• **GOAL**: Give the records back in full, exactly as they read.

• **RECORDS FOR THE EXERCISE**:
------

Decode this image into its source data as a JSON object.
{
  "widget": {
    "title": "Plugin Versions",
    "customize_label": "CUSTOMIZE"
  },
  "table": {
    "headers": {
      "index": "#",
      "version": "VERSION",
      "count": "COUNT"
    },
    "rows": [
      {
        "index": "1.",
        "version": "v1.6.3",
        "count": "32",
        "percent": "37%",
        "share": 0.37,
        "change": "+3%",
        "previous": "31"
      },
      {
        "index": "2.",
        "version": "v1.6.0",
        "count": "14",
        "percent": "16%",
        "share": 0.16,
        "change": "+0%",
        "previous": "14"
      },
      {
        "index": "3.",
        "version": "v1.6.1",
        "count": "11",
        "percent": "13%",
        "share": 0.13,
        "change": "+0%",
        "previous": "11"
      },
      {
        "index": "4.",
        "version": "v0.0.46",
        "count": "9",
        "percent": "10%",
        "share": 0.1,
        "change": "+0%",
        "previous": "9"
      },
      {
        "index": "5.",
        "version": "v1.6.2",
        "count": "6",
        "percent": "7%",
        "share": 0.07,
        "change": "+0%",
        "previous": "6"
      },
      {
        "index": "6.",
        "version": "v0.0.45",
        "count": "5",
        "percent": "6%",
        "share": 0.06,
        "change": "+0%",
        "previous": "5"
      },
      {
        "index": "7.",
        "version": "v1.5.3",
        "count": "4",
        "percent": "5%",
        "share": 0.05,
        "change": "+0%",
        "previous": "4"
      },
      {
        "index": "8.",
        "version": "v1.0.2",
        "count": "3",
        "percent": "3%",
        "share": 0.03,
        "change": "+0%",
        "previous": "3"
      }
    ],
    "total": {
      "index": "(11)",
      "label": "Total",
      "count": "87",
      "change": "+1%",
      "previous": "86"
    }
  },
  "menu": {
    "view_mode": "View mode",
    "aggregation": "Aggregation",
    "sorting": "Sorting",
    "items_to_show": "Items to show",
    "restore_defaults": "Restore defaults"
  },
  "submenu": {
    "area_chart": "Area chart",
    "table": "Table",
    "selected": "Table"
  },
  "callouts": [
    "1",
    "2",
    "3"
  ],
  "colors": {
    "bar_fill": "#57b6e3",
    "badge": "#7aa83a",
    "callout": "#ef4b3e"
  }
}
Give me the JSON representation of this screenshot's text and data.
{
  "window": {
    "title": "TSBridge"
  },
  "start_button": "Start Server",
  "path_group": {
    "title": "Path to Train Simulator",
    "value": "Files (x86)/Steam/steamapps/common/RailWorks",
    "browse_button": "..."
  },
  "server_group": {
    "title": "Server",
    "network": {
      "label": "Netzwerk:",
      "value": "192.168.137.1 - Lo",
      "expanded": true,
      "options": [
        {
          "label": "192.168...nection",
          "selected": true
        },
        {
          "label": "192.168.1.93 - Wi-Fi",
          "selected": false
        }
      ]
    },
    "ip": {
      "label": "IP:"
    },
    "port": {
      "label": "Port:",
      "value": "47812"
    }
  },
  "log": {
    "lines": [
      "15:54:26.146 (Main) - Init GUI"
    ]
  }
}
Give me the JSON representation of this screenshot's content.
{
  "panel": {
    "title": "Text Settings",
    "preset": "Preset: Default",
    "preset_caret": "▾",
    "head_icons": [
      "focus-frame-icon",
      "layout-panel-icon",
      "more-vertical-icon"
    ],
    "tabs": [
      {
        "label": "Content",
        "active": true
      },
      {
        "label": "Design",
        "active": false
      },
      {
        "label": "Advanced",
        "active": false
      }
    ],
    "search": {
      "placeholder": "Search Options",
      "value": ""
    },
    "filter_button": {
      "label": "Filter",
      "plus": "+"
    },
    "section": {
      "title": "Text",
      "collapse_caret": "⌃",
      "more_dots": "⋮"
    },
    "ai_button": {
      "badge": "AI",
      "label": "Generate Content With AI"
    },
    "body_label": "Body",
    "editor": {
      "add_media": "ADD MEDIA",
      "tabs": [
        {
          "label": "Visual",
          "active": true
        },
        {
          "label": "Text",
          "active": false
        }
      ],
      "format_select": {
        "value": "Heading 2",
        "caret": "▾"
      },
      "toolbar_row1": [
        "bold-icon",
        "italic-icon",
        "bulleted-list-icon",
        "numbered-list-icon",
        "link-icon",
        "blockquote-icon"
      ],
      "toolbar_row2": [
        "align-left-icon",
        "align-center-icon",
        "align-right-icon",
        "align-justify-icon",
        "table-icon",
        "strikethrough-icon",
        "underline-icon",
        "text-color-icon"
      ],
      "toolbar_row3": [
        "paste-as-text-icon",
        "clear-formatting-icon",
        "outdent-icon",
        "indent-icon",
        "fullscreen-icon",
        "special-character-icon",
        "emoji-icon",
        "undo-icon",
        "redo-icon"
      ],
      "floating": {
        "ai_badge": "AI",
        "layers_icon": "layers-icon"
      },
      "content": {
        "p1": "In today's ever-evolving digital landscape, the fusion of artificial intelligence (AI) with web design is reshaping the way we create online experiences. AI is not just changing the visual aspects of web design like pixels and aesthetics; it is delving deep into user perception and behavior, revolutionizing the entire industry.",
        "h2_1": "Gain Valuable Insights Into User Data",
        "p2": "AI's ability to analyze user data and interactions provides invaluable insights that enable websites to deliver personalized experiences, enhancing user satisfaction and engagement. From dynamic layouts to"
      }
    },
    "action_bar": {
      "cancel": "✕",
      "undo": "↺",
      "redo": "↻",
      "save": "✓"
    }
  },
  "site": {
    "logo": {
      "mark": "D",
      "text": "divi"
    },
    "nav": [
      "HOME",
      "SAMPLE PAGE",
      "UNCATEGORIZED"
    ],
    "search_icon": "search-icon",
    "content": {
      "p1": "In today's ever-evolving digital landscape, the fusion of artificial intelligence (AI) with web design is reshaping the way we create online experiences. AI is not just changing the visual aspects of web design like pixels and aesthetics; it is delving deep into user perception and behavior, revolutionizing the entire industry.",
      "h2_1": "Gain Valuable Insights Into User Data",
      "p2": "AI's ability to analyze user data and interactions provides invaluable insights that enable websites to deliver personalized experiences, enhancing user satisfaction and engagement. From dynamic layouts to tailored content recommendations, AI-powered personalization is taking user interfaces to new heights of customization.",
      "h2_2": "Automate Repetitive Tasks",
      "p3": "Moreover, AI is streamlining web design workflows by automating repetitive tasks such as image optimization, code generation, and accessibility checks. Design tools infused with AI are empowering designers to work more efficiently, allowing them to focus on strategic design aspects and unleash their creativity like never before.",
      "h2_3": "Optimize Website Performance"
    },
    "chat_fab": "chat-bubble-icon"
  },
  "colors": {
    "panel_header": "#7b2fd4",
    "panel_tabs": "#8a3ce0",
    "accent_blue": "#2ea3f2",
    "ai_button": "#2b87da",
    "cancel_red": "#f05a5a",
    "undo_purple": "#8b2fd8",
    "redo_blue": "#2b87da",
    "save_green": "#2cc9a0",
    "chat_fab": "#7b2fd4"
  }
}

------

• **TASK RESPONSE**:
Decode this image into its source data as a JSON object.
{
  "widget": {
    "title": "Plugin Versions",
    "customize_label": "CUSTOMIZE"
  },
  "table": {
    "headers": {
      "index": "#",
      "version": "VERSION",
      "count": "COUNT"
    },
    "rows": [
      {
        "index": "1.",
        "version": "v1.6.3",
        "count": "32",
        "percent": "37%",
        "share": 0.37,
        "change": "+3%",
        "previous": "31"
      },
      {
        "index": "2.",
        "version": "v1.6.0",
        "count": "14",
        "percent": "16%",
        "share": 0.16,
        "change": "+0%",
        "previous": "14"
      },
      {
        "index": "3.",
        "version": "v1.6.1",
        "count": "11",
        "percent": "13%",
        "share": 0.13,
        "change": "+0%",
        "previous": "11"
      },
      {
        "index": "4.",
        "version": "v0.0.46",
        "count": "9",
        "percent": "10%",
        "share": 0.1,
        "change": "+0%",
        "previous": "9"
      },
      {
        "index": "5.",
        "version": "v1.6.2",
        "count": "6",
        "percent": "7%",
        "share": 0.07,
        "change": "+0%",
        "previous": "6"
      },
      {
        "index": "6.",
        "version": "v0.0.45",
        "count": "5",
        "percent": "6%",
        "share": 0.06,
        "change": "+0%",
        "previous": "5"
      },
      {
        "index": "7.",
        "version": "v1.5.3",
        "count": "4",
        "percent": "5%",
        "share": 0.05,
        "change": "+0%",
        "previous": "4"
      },
      {
        "index": "8.",
        "version": "v1.0.2",
        "count": "3",
        "percent": "3%",
        "share": 0.03,
        "change": "+0%",
        "previous": "3"
      }
    ],
    "total": {
      "index": "(11)",
      "label": "Total",
      "count": "87",
      "change": "+1%",
      "previous": "86"
    }
  },
  "menu": {
    "view_mode": "View mode",
    "aggregation": "Aggregation",
    "sorting": "Sorting",
    "items_to_show": "Items to show",
    "restore_defaults": "Restore defaults"
  },
  "submenu": {
    "area_chart": "Area chart",
    "table": "Table",
    "selected": "Table"
  },
  "callouts": [
    "1",
    "2",
    "3"
  ],
  "colors": {
    "bar_fill": "#57b6e3",
    "badge": "#7aa83a",
    "callout": "#ef4b3e"
  }
}
Give me the JSON representation of this screenshot's text and data.
{
  "window": {
    "title": "TSBridge"
  },
  "start_button": "Start Server",
  "path_group": {
    "title": "Path to Train Simulator",
    "value": "Files (x86)/Steam/steamapps/common/RailWorks",
    "browse_button": "..."
  },
  "server_group": {
    "title": "Server",
    "network": {
      "label": "Netzwerk:",
      "value": "192.168.137.1 - Lo",
      "expanded": true,
      "options": [
        {
          "label": "192.168...nection",
          "selected": true
        },
        {
          "label": "192.168.1.93 - Wi-Fi",
          "selected": false
        }
      ]
    },
    "ip": {
      "label": "IP:"
    },
    "port": {
      "label": "Port:",
      "value": "47812"
    }
  },
  "log": {
    "lines": [
      "15:54:26.146 (Main) - Init GUI"
    ]
  }
}
Give me the JSON representation of this screenshot's content.
{
  "panel": {
    "title": "Text Settings",
    "preset": "Preset: Default",
    "preset_caret": "▾",
    "head_icons": [
      "focus-frame-icon",
      "layout-panel-icon",
      "more-vertical-icon"
    ],
    "tabs": [
      {
        "label": "Content",
        "active": true
      },
      {
        "label": "Design",
        "active": false
      },
      {
        "label": "Advanced",
        "active": false
      }
    ],
    "search": {
      "placeholder": "Search Options",
      "value": ""
    },
    "filter_button": {
      "label": "Filter",
      "plus": "+"
    },
    "section": {
      "title": "Text",
      "collapse_caret": "⌃",
      "more_dots": "⋮"
    },
    "ai_button": {
      "badge": "AI",
      "label": "Generate Content With AI"
    },
    "body_label": "Body",
    "editor": {
      "add_media": "ADD MEDIA",
      "tabs": [
        {
          "label": "Visual",
          "active": true
        },
        {
          "label": "Text",
          "active": false
        }
      ],
      "format_select": {
        "value": "Heading 2",
        "caret": "▾"
      },
      "toolbar_row1": [
        "bold-icon",
        "italic-icon",
        "bulleted-list-icon",
        "numbered-list-icon",
        "link-icon",
        "blockquote-icon"
      ],
      "toolbar_row2": [
        "align-left-icon",
        "align-center-icon",
        "align-right-icon",
        "align-justify-icon",
        "table-icon",
        "strikethrough-icon",
        "underline-icon",
        "text-color-icon"
      ],
      "toolbar_row3": [
        "paste-as-text-icon",
        "clear-formatting-icon",
        "outdent-icon",
        "indent-icon",
        "fullscreen-icon",
        "special-character-icon",
        "emoji-icon",
        "undo-icon",
        "redo-icon"
      ],
      "floating": {
        "ai_badge": "AI",
        "layers_icon": "layers-icon"
      },
      "content": {
        "p1": "In today's ever-evolving digital landscape, the fusion of artificial intelligence (AI) with web design is reshaping the way we create online experiences. AI is not just changing the visual aspects of web design like pixels and aesthetics; it is delving deep into user perception and behavior, revolutionizing the entire industry.",
        "h2_1": "Gain Valuable Insights Into User Data",
        "p2": "AI's ability to analyze user data and interactions provides invaluable insights that enable websites to deliver personalized experiences, enhancing user satisfaction and engagement. From dynamic layouts to"
      }
    },
    "action_bar": {
      "cancel": "✕",
      "undo": "↺",
      "redo": "↻",
      "save": "✓"
    }
  },
  "site": {
    "logo": {
      "mark": "D",
      "text": "divi"
    },
    "nav": [
      "HOME",
      "SAMPLE PAGE",
      "UNCATEGORIZED"
    ],
    "search_icon": "search-icon",
    "content": {
      "p1": "In today's ever-evolving digital landscape, the fusion of artificial intelligence (AI) with web design is reshaping the way we create online experiences. AI is not just changing the visual aspects of web design like pixels and aesthetics; it is delving deep into user perception and behavior, revolutionizing the entire industry.",
      "h2_1": "Gain Valuable Insights Into User Data",
      "p2": "AI's ability to analyze user data and interactions provides invaluable insights that enable websites to deliver personalized experiences, enhancing user satisfaction and engagement. From dynamic layouts to tailored content recommendations, AI-powered personalization is taking user interfaces to new heights of customization.",
      "h2_2": "Automate Repetitive Tasks",
      "p3": "Moreover, AI is streamlining web design workflows by automating repetitive tasks such as image optimization, code generation, and accessibility checks. Design tools infused with AI are empowering designers to work more efficiently, allowing them to focus on strategic design aspects and unleash their creativity like never before.",
      "h2_3": "Optimize Website Performance"
    },
    "chat_fab": "chat-bubble-icon"
  },
  "colors": {
    "panel_header": "#7b2fd4",
    "panel_tabs": "#8a3ce0",
    "accent_blue": "#2ea3f2",
    "ai_button": "#2b87da",
    "cancel_red": "#f05a5a",
    "undo_purple": "#8b2fd8",
    "redo_blue": "#2b87da",
    "save_green": "#2cc9a0",
    "chat_fab": "#7b2fd4"
  }
}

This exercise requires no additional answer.